** START Available data **
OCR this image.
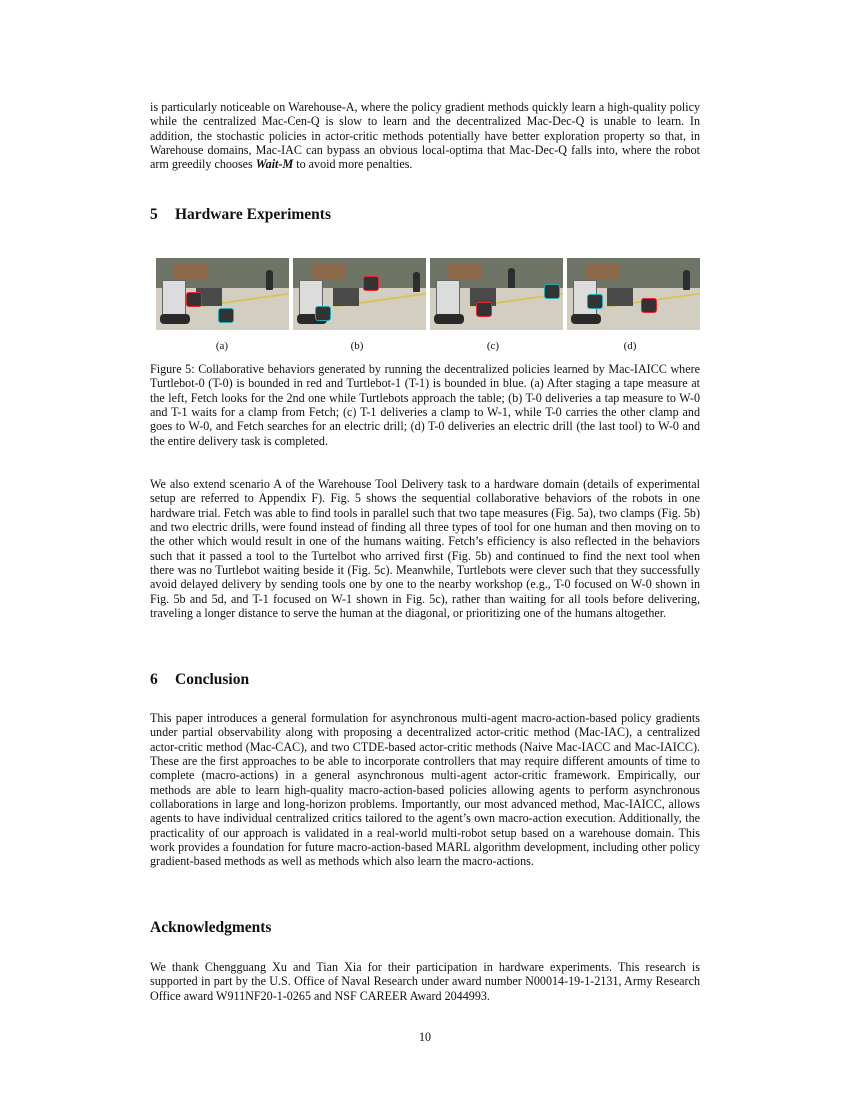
is particularly noticeable on Warehouse-A, where the policy gradient methods quickly learn a high-quality policy while the centralized Mac-Cen-Q is slow to learn and the decentralized Mac-Dec-Q is unable to learn. In addition, the stochastic policies in actor-critic methods potentially have better exploration property so that, in Warehouse domains, Mac-IAC can bypass an obvious local-optima that Mac-Dec-Q falls into, where the robot arm greedily chooses Wait-M to avoid more penalties.

5 Hardware Experiments
(a)	(b)	(c)	(d)

Figure 5: Collaborative behaviors generated by running the decentralized policies learned by Mac-IAICC where Turtlebot-0 (T-0) is bounded in red and Turtlebot-1 (T-1) is bounded in blue. (a) After staging a tape measure at the left, Fetch looks for the 2nd one while Turtlebots approach the table; (b) T-0 deliveries a tap measure to W-0 and T-1 waits for a clamp from Fetch; (c) T-1 deliveries a clamp to W-1, while T-0 carries the other clamp and goes to W-0, and Fetch searches for an electric drill; (d) T-0 deliveries an electric drill (the last tool) to W-0 and the entire delivery task is completed.

We also extend scenario A of the Warehouse Tool Delivery task to a hardware domain (details of experimental setup are referred to Appendix F). Fig. 5 shows the sequential collaborative behaviors of the robots in one hardware trial. Fetch was able to find tools in parallel such that two tape measures (Fig. 5a), two clamps (Fig. 5b) and two electric drills, were found instead of finding all three types of tool for one human and then moving on to the other which would result in one of the humans waiting. Fetch’s efficiency is also reflected in the behaviors such that it passed a tool to the Turtelbot who arrived first (Fig. 5b) and continued to find the next tool when there was no Turtlebot waiting beside it (Fig. 5c). Meanwhile, Turtlebots were clever such that they successfully avoid delayed delivery by sending tools one by one to the nearby workshop (e.g., T-0 focused on W-0 shown in Fig. 5b and 5d, and T-1 focused on W-1 shown in Fig. 5c), rather than waiting for all tools before delivering, traveling a longer distance to serve the human at the diagonal, or prioritizing one of the humans altogether.

6 Conclusion

This paper introduces a general formulation for asynchronous multi-agent macro-action-based policy gradients under partial observability along with proposing a decentralized actor-critic method (Mac-IAC), a centralized actor-critic method (Mac-CAC), and two CTDE-based actor-critic methods (Naive Mac-IACC and Mac-IAICC). These are the first approaches to be able to incorporate controllers that may require different amounts of time to complete (macro-actions) in a general asynchronous multi-agent actor-critic framework. Empirically, our methods are able to learn high-quality macro-action-based policies allowing agents to perform asynchronous collaborations in large and long-horizon problems. Importantly, our most advanced method, Mac-IAICC, allows agents to have individual centralized critics tailored to the agent’s own macro-action execution. Additionally, the practicality of our approach is validated in a real-world multi-robot setup based on a warehouse domain. This work provides a foundation for future macro-action-based MARL algorithm development, including other policy gradient-based methods as well as methods which also learn the macro-actions.

Acknowledgments

We thank Chengguang Xu and Tian Xia for their participation in hardware experiments. This research is supported in part by the U.S. Office of Naval Research under award number N00014-19-1-2131, Army Research Office award W911NF20-1-0265 and NSF CAREER Award 2044993.

10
** END Available data **
**Short problem**
From the entries above, copy every line containing the word "quality".

**The answer**
is particularly noticeable on Warehouse-A, where the policy gradient methods quickly learn a high-quality policy while the centralized Mac-Cen-Q is slow to learn and the decentralized Mac-Dec-Q is unable to learn. In addition, the stochastic policies in actor-critic methods potentially have better exploration property so that, in Warehouse domains, Mac-IAC can bypass an obvious local-optima that Mac-Dec-Q falls into, where the robot arm greedily chooses Wait-M to avoid more penalties.
This paper introduces a general formulation for asynchronous multi-agent macro-action-based policy gradients under partial observability along with proposing a decentralized actor-critic method (Mac-IAC), a centralized actor-critic method (Mac-CAC), and two CTDE-based actor-critic methods (Naive Mac-IACC and Mac-IAICC). These are the first approaches to be able to incorporate controllers that may require different amounts of time to complete (macro-actions) in a general asynchronous multi-agent actor-critic framework. Empirically, our methods are able to learn high-quality macro-action-based policies allowing agents to perform asynchronous collaborations in large and long-horizon problems. Importantly, our most advanced method, Mac-IAICC, allows agents to have individual centralized critics tailored to the agent’s own macro-action execution. Additionally, the practicality of our approach is validated in a real-world multi-robot setup based on a warehouse domain. This work provides a foundation for future macro-action-based MARL algorithm development, including other policy gradient-based methods as well as methods which also learn the macro-actions.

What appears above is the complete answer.